Exercise details: Check each line of the records below and collect those that include the word "base".

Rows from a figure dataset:
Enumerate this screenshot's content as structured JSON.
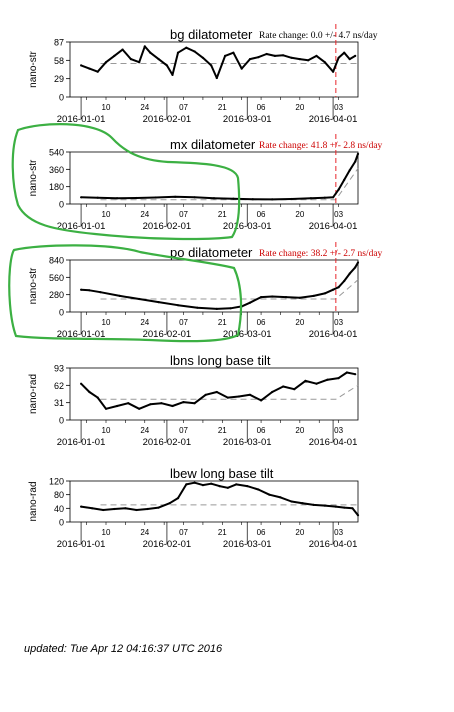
{
  "page": {
    "updated": "updated: Tue Apr 12 04:16:37 UTC 2016"
  },
  "colors": {
    "trace": "#000000",
    "trend": "#999999",
    "marker": "#e8262b",
    "rate_text_red": "#cc0000",
    "highlight": "#3cb043"
  },
  "x_axis": {
    "start": "2015-12-28",
    "end": "2016-04-10",
    "day_ticks": [
      "10",
      "24",
      "07",
      "21",
      "06",
      "20",
      "03"
    ],
    "month_labels": [
      "2016-01-01",
      "2016-02-01",
      "2016-03-01",
      "2016-04-01"
    ]
  },
  "chart_data": [
    {
      "type": "line",
      "title": "bg dilatometer",
      "ylabel": "nano-str",
      "ylim": [
        0,
        87
      ],
      "yticks": [
        0,
        29,
        58,
        87
      ],
      "rate_text": "Rate change: 0.0 +/- 4.7 ns/day",
      "rate_color": "black",
      "marker_date": "2016-04-02",
      "trend": [
        [
          "2016-01-08",
          53
        ],
        [
          "2016-04-02",
          53
        ],
        [
          "2016-04-10",
          53
        ]
      ],
      "series": [
        {
          "x": [
            "2016-01-01",
            "2016-01-04",
            "2016-01-07",
            "2016-01-10",
            "2016-01-13",
            "2016-01-16",
            "2016-01-19",
            "2016-01-22",
            "2016-01-24",
            "2016-01-26",
            "2016-01-29",
            "2016-02-01",
            "2016-02-03",
            "2016-02-05",
            "2016-02-08",
            "2016-02-11",
            "2016-02-14",
            "2016-02-17",
            "2016-02-19",
            "2016-02-22",
            "2016-02-25",
            "2016-02-28",
            "2016-03-02",
            "2016-03-05",
            "2016-03-08",
            "2016-03-11",
            "2016-03-14",
            "2016-03-17",
            "2016-03-20",
            "2016-03-23",
            "2016-03-26",
            "2016-03-29",
            "2016-04-01",
            "2016-04-03",
            "2016-04-05",
            "2016-04-07",
            "2016-04-09"
          ],
          "values": [
            50,
            45,
            40,
            55,
            65,
            75,
            60,
            55,
            80,
            70,
            60,
            50,
            35,
            70,
            78,
            72,
            62,
            50,
            30,
            65,
            70,
            45,
            60,
            63,
            68,
            65,
            66,
            62,
            60,
            58,
            65,
            55,
            40,
            62,
            70,
            60,
            65
          ]
        }
      ]
    },
    {
      "type": "line",
      "title": "mx dilatometer",
      "ylabel": "nano-str",
      "ylim": [
        0,
        540
      ],
      "yticks": [
        0,
        180,
        360,
        540
      ],
      "rate_text": "Rate change: 41.8 +/- 2.8 ns/day",
      "rate_color": "red",
      "marker_date": "2016-04-02",
      "trend": [
        [
          "2016-01-08",
          45
        ],
        [
          "2016-04-02",
          45
        ],
        [
          "2016-04-10",
          370
        ]
      ],
      "series": [
        {
          "x": [
            "2016-01-01",
            "2016-01-07",
            "2016-01-14",
            "2016-01-21",
            "2016-01-28",
            "2016-02-04",
            "2016-02-11",
            "2016-02-18",
            "2016-02-25",
            "2016-03-03",
            "2016-03-10",
            "2016-03-17",
            "2016-03-24",
            "2016-03-29",
            "2016-04-01",
            "2016-04-03",
            "2016-04-05",
            "2016-04-07",
            "2016-04-09",
            "2016-04-10"
          ],
          "values": [
            70,
            65,
            60,
            62,
            68,
            75,
            70,
            60,
            55,
            50,
            48,
            52,
            60,
            65,
            70,
            150,
            250,
            350,
            440,
            520
          ]
        }
      ]
    },
    {
      "type": "line",
      "title": "po dilatometer",
      "ylabel": "nano-str",
      "ylim": [
        0,
        840
      ],
      "yticks": [
        0,
        280,
        560,
        840
      ],
      "rate_text": "Rate change: 38.2 +/- 2.7 ns/day",
      "rate_color": "red",
      "marker_date": "2016-04-02",
      "trend": [
        [
          "2016-01-08",
          210
        ],
        [
          "2016-04-02",
          210
        ],
        [
          "2016-04-10",
          520
        ]
      ],
      "series": [
        {
          "x": [
            "2016-01-01",
            "2016-01-04",
            "2016-01-08",
            "2016-01-15",
            "2016-01-22",
            "2016-01-29",
            "2016-02-05",
            "2016-02-12",
            "2016-02-19",
            "2016-02-24",
            "2016-02-28",
            "2016-03-02",
            "2016-03-06",
            "2016-03-10",
            "2016-03-15",
            "2016-03-20",
            "2016-03-25",
            "2016-03-29",
            "2016-04-01",
            "2016-04-03",
            "2016-04-05",
            "2016-04-07",
            "2016-04-09",
            "2016-04-10"
          ],
          "values": [
            360,
            350,
            320,
            260,
            210,
            160,
            110,
            70,
            50,
            60,
            90,
            150,
            240,
            250,
            240,
            230,
            260,
            300,
            360,
            400,
            500,
            620,
            720,
            800
          ]
        }
      ]
    },
    {
      "type": "line",
      "title": "lbns long base tilt",
      "ylabel": "nano-rad",
      "ylim": [
        0,
        93
      ],
      "yticks": [
        0,
        31,
        62,
        93
      ],
      "rate_text": "",
      "marker_date": "",
      "trend": [
        [
          "2016-01-08",
          37
        ],
        [
          "2016-04-02",
          37
        ],
        [
          "2016-04-10",
          62
        ]
      ],
      "series": [
        {
          "x": [
            "2016-01-01",
            "2016-01-04",
            "2016-01-07",
            "2016-01-10",
            "2016-01-14",
            "2016-01-18",
            "2016-01-22",
            "2016-01-26",
            "2016-01-30",
            "2016-02-03",
            "2016-02-07",
            "2016-02-11",
            "2016-02-15",
            "2016-02-19",
            "2016-02-23",
            "2016-02-27",
            "2016-03-02",
            "2016-03-06",
            "2016-03-10",
            "2016-03-14",
            "2016-03-18",
            "2016-03-22",
            "2016-03-26",
            "2016-03-30",
            "2016-04-03",
            "2016-04-06",
            "2016-04-09"
          ],
          "values": [
            65,
            50,
            40,
            20,
            25,
            30,
            20,
            28,
            30,
            25,
            32,
            30,
            45,
            50,
            40,
            42,
            45,
            35,
            50,
            60,
            55,
            70,
            65,
            72,
            75,
            85,
            82
          ]
        }
      ]
    },
    {
      "type": "line",
      "title": "lbew long base tilt",
      "ylabel": "nano-rad",
      "ylim": [
        0,
        120
      ],
      "yticks": [
        0,
        40,
        80,
        120
      ],
      "rate_text": "",
      "marker_date": "",
      "trend": [
        [
          "2016-01-08",
          50
        ],
        [
          "2016-04-02",
          50
        ],
        [
          "2016-04-10",
          50
        ]
      ],
      "series": [
        {
          "x": [
            "2016-01-01",
            "2016-01-05",
            "2016-01-09",
            "2016-01-13",
            "2016-01-17",
            "2016-01-21",
            "2016-01-25",
            "2016-01-29",
            "2016-02-02",
            "2016-02-05",
            "2016-02-08",
            "2016-02-11",
            "2016-02-14",
            "2016-02-17",
            "2016-02-20",
            "2016-02-23",
            "2016-02-26",
            "2016-03-01",
            "2016-03-05",
            "2016-03-09",
            "2016-03-13",
            "2016-03-17",
            "2016-03-21",
            "2016-03-25",
            "2016-03-29",
            "2016-04-02",
            "2016-04-05",
            "2016-04-08",
            "2016-04-10"
          ],
          "values": [
            45,
            40,
            35,
            38,
            40,
            35,
            38,
            42,
            55,
            70,
            110,
            115,
            108,
            112,
            105,
            100,
            110,
            105,
            95,
            80,
            72,
            60,
            55,
            50,
            48,
            45,
            42,
            40,
            20
          ]
        }
      ]
    }
  ]
}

Written reply:
      "title": "lbns long base tilt",
      "title": "lbew long base tilt",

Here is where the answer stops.